### REQUIRED TASK
Write out each of the lines below word for word.

###

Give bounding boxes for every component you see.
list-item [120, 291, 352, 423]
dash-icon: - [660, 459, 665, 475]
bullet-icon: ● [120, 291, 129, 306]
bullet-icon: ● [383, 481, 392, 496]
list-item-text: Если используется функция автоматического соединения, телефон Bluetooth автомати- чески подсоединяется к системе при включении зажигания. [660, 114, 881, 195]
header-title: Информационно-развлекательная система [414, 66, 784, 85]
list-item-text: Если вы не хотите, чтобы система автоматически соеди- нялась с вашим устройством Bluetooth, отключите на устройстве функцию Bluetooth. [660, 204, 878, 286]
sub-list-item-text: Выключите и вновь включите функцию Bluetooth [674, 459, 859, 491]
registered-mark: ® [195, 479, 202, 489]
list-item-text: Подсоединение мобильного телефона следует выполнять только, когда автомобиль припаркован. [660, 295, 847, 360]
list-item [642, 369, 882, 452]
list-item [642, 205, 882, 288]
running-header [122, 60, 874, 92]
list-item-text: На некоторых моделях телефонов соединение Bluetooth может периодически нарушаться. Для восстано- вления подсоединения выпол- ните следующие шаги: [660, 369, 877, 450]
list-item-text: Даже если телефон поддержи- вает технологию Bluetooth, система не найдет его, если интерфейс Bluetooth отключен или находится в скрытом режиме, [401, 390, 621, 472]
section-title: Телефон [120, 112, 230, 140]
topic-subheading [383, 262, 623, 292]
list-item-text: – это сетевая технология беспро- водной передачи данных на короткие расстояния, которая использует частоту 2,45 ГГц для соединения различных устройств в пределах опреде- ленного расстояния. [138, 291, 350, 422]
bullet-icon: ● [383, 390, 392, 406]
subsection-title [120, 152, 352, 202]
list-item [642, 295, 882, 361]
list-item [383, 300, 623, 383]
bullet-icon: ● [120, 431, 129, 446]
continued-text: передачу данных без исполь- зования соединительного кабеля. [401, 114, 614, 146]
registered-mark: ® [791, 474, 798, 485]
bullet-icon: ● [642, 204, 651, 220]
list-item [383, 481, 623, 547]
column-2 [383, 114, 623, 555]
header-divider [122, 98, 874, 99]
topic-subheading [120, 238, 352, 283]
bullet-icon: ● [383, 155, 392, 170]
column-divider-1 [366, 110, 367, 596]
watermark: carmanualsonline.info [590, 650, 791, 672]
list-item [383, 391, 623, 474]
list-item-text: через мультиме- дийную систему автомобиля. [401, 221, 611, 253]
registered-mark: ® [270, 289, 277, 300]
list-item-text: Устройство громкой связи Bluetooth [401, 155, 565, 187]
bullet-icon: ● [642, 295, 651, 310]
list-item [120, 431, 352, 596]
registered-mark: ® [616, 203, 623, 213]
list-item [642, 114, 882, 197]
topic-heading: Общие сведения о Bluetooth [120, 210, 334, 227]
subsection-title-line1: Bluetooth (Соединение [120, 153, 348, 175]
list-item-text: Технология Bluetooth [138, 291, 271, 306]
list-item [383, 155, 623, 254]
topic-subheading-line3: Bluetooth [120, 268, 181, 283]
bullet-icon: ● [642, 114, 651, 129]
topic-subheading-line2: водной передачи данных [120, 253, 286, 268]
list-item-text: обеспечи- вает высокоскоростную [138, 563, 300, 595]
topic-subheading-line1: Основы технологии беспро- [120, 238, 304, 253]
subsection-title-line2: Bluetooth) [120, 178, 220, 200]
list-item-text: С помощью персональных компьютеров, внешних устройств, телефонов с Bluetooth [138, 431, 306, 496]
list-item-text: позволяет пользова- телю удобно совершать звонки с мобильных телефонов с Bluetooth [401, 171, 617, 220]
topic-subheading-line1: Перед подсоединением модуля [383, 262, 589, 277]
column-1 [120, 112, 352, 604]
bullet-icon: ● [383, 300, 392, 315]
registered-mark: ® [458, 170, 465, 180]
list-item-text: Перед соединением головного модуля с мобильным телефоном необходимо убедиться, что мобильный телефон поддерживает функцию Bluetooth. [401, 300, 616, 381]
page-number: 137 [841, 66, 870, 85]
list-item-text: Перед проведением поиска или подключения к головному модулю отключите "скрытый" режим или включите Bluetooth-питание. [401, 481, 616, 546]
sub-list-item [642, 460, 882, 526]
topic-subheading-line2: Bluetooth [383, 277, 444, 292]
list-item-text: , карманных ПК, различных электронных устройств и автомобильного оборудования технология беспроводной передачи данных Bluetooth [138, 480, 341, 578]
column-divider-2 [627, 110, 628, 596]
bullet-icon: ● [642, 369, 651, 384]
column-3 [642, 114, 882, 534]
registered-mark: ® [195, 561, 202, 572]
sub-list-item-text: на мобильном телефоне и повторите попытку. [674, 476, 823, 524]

###

### WORKED ANSWER
Give bounding boxes for every component you see.
list-item [120, 291, 352, 423]
dash-icon: - [660, 459, 665, 475]
bullet-icon: ● [120, 291, 129, 306]
bullet-icon: ● [383, 481, 392, 496]
list-item-text: Если используется функция автоматического соединения, телефон Bluetooth автомати- чески подсоединяется к системе при включении зажигания. [660, 114, 881, 195]
header-title: Информационно-развлекательная система [414, 66, 784, 85]
list-item-text: Если вы не хотите, чтобы система автоматически соеди- нялась с вашим устройством Bluetooth, отключите на устройстве функцию Bluetooth. [660, 204, 878, 286]
sub-list-item-text: Выключите и вновь включите функцию Bluetooth [674, 459, 859, 491]
registered-mark: ® [195, 479, 202, 489]
list-item-text: Подсоединение мобильного телефона следует выполнять только, когда автомобиль припаркован. [660, 295, 847, 360]
list-item [642, 369, 882, 452]
list-item [642, 205, 882, 288]
running-header [122, 60, 874, 92]
list-item-text: На некоторых моделях телефонов соединение Bluetooth может периодически нарушаться. Для восстано- вления подсоединения выпол- ните следующие шаги: [660, 369, 877, 450]
list-item-text: Даже если телефон поддержи- вает технологию Bluetooth, система не найдет его, если интерфейс Bluetooth отключен или находится в скрытом режиме, [401, 390, 621, 472]
section-title: Телефон [120, 112, 230, 140]
topic-subheading [383, 262, 623, 292]
list-item-text: – это сетевая технология беспро- водной передачи данных на короткие расстояния, которая использует частоту 2,45 ГГц для соединения различных устройств в пределах опреде- ленного расстояния. [138, 291, 350, 422]
bullet-icon: ● [383, 390, 392, 406]
subsection-title [120, 152, 352, 202]
list-item [642, 295, 882, 361]
list-item [383, 300, 623, 383]
bullet-icon: ● [120, 431, 129, 446]
continued-text: передачу данных без исполь- зования соединительного кабеля. [401, 114, 614, 146]
registered-mark: ® [791, 474, 798, 485]
bullet-icon: ● [642, 204, 651, 220]
list-item [383, 481, 623, 547]
column-2 [383, 114, 623, 555]
header-divider [122, 98, 874, 99]
topic-subheading [120, 238, 352, 283]
bullet-icon: ● [383, 155, 392, 170]
column-divider-1 [366, 110, 367, 596]
watermark: carmanualsonline.info [590, 650, 791, 672]
list-item [383, 391, 623, 474]
list-item-text: через мультиме- дийную систему автомобиля. [401, 221, 611, 253]
registered-mark: ® [270, 289, 277, 300]
list-item-text: Устройство громкой связи Bluetooth [401, 155, 565, 187]
bullet-icon: ● [642, 295, 651, 310]
list-item [120, 431, 352, 596]
registered-mark: ® [616, 203, 623, 213]
list-item [642, 114, 882, 197]
topic-heading: Общие сведения о Bluetooth [120, 210, 334, 227]
subsection-title-line1: Bluetooth (Соединение [120, 153, 348, 175]
list-item-text: Технология Bluetooth [138, 291, 271, 306]
list-item [383, 155, 623, 254]
topic-subheading-line3: Bluetooth [120, 268, 181, 283]
bullet-icon: ● [642, 114, 651, 129]
topic-subheading-line2: водной передачи данных [120, 253, 286, 268]
list-item-text: обеспечи- вает высокоскоростную [138, 563, 300, 595]
topic-subheading-line1: Основы технологии беспро- [120, 238, 304, 253]
subsection-title-line2: Bluetooth) [120, 178, 220, 200]
list-item-text: С помощью персональных компьютеров, внешних устройств, телефонов с Bluetooth [138, 431, 306, 496]
list-item-text: позволяет пользова- телю удобно совершать звонки с мобильных телефонов с Bluetooth [401, 171, 617, 220]
topic-subheading-line1: Перед подсоединением модуля [383, 262, 589, 277]
column-1 [120, 112, 352, 604]
bullet-icon: ● [383, 300, 392, 315]
registered-mark: ® [458, 170, 465, 180]
list-item-text: Перед соединением головного модуля с мобильным телефоном необходимо убедиться, что мобильный телефон поддерживает функцию Bluetooth. [401, 300, 616, 381]
page-number: 137 [841, 66, 870, 85]
list-item-text: Перед проведением поиска или подключения к головному модулю отключите "скрытый" режим или включите Bluetooth-питание. [401, 481, 616, 546]
sub-list-item [642, 460, 882, 526]
topic-subheading-line2: Bluetooth [383, 277, 444, 292]
list-item-text: , карманных ПК, различных электронных устройств и автомобильного оборудования технология беспроводной передачи данных Bluetooth [138, 480, 341, 578]
column-divider-2 [627, 110, 628, 596]
bullet-icon: ● [642, 369, 651, 384]
column-3 [642, 114, 882, 534]
registered-mark: ® [195, 561, 202, 572]
sub-list-item-text: на мобильном телефоне и повторите попытку. [674, 476, 823, 524]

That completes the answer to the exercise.